== Text

### Can anyone understand why the Newton iteration does not proceed?

294
views
0
6 months ago by
Hello guys again, I am really sorry for my indelicate behavior.
Here i have reformulated the problem. I am practically reproducing the case of advection-diffusion that can be found in the Fenics tutorial with some little changes. ( Only 2 species, no source function, imposed initial conditions different from zero).
As for the platform i am using, it is Jupiter Notebook.

I keep on getting the same error:

"Newton solver finished in 0 iterations and 0 linear solver iterations.

No Jacobian form specified for nonlinear variational problem.

Differentiating residual form F to obtain Jacobian J = F'."

Let me know, thank you.

UPDATE: I think that the iteration is not taking place because it is not taking the right initial condition. The plot that i get with imshow does not coincide with the function written in g.

====
== Dataset rows

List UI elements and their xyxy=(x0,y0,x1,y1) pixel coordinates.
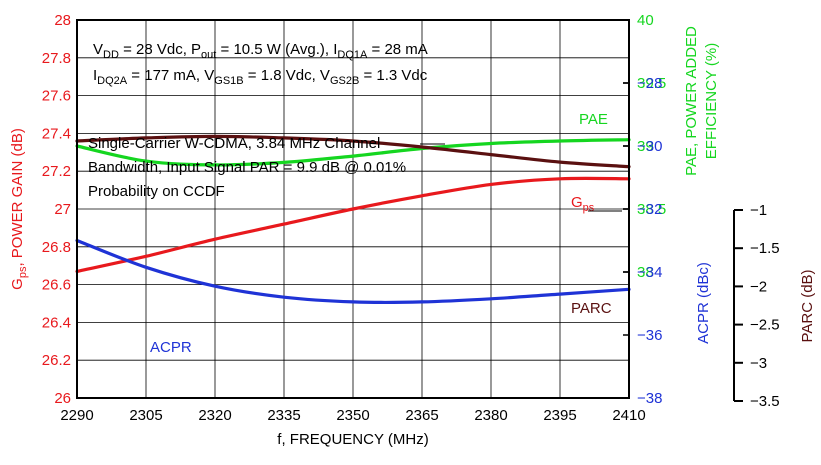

====
== Dataset rows

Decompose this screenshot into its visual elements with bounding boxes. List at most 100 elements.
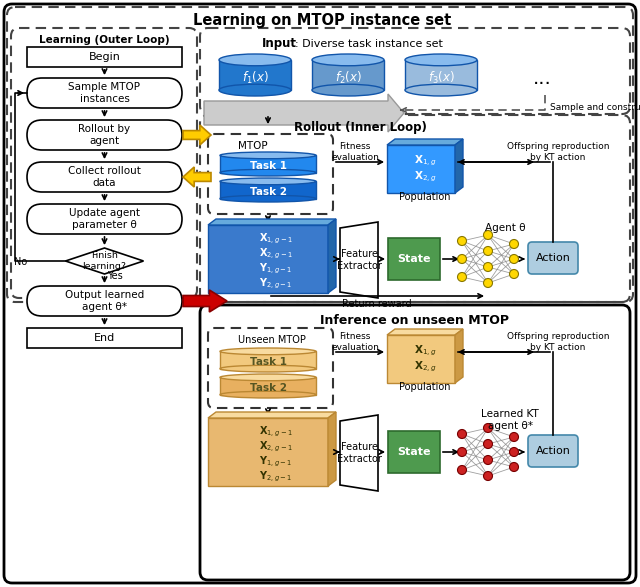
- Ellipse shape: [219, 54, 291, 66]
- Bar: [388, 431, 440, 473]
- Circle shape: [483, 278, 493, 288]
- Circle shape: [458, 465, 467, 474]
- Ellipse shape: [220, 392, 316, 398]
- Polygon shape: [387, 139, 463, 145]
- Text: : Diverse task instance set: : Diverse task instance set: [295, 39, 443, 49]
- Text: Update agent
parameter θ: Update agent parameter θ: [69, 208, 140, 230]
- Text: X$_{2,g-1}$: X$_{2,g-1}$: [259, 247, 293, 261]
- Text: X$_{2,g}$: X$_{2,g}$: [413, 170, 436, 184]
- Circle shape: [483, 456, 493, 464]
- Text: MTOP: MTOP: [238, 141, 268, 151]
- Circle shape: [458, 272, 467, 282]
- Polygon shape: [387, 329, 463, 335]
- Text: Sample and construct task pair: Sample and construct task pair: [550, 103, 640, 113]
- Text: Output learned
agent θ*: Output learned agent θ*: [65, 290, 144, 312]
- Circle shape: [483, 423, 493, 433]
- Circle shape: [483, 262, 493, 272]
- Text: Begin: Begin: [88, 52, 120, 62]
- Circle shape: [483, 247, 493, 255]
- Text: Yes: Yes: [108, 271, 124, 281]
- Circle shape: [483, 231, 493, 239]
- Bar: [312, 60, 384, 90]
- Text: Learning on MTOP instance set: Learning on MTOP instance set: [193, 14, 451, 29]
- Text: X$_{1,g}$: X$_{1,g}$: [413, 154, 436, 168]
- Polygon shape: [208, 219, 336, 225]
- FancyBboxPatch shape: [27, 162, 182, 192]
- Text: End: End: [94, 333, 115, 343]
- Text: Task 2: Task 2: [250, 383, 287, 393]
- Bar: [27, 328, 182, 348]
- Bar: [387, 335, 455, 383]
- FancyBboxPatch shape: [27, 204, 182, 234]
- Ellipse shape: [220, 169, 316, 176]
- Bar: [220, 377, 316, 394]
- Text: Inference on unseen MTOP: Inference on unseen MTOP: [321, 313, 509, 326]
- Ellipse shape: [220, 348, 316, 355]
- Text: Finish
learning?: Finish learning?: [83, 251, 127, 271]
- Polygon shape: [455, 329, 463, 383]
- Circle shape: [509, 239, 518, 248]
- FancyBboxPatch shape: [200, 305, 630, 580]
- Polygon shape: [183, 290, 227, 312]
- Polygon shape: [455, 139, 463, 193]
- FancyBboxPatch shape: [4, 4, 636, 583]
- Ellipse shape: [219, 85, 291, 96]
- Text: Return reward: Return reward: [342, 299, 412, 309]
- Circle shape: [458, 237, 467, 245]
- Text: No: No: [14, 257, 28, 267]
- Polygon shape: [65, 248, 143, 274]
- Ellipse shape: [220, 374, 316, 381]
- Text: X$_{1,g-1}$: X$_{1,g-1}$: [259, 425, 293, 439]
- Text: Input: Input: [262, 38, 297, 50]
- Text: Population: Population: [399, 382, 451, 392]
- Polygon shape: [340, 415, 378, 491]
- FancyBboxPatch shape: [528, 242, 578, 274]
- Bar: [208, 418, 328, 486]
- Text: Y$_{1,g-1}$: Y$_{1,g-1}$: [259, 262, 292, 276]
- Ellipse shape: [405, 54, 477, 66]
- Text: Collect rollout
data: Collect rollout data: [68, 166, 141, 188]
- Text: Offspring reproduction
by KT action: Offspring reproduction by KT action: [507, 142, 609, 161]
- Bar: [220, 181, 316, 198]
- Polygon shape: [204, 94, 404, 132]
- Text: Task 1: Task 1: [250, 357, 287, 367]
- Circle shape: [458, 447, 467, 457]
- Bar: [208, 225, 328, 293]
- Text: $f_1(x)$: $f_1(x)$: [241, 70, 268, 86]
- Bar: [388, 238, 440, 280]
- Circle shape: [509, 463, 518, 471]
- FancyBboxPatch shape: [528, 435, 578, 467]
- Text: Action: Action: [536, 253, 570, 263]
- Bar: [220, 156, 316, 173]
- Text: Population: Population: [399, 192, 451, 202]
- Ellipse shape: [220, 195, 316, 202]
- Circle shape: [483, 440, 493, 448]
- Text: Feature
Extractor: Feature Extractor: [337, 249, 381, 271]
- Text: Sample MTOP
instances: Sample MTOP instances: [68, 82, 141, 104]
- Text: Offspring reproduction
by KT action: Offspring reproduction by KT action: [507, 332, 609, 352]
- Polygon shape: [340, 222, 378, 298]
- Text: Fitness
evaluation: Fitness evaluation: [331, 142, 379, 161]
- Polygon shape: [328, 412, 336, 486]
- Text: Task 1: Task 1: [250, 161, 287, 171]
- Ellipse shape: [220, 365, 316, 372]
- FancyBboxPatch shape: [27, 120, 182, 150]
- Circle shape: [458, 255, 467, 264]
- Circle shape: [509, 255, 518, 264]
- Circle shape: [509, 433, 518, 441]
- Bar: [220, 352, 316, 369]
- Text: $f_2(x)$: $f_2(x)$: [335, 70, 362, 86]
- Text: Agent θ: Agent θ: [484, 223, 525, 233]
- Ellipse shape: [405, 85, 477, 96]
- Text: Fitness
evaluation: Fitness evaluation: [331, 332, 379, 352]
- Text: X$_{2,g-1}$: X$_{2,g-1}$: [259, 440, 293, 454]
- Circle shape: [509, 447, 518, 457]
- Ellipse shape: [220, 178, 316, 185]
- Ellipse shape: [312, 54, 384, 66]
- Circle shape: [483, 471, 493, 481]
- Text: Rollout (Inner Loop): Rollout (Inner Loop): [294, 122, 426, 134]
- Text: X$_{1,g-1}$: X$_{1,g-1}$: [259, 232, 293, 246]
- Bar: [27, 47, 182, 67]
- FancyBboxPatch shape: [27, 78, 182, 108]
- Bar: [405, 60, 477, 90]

====

Requests
**A)** In the forum post, how many species does the reproduced advection-diffusion case have?
**B)** Reproduce the part of the forum post that opens with the words containing "Let me know, thank" and closes with "written in g.".
**C)** In the forum post, what changes does the poster make to the advection-diffusion case from the Fenics tutorial?
You won't need the entries.

Response list
**A)** Two species.

**B)**
Let me know, thank you.

UPDATE: I think that the iteration is not taking place because it is not taking the right initial condition. The plot that i get with imshow does not coincide with the function written in g.

**C)**
- Only 2 species
- No source function
- Imposed initial conditions different from zero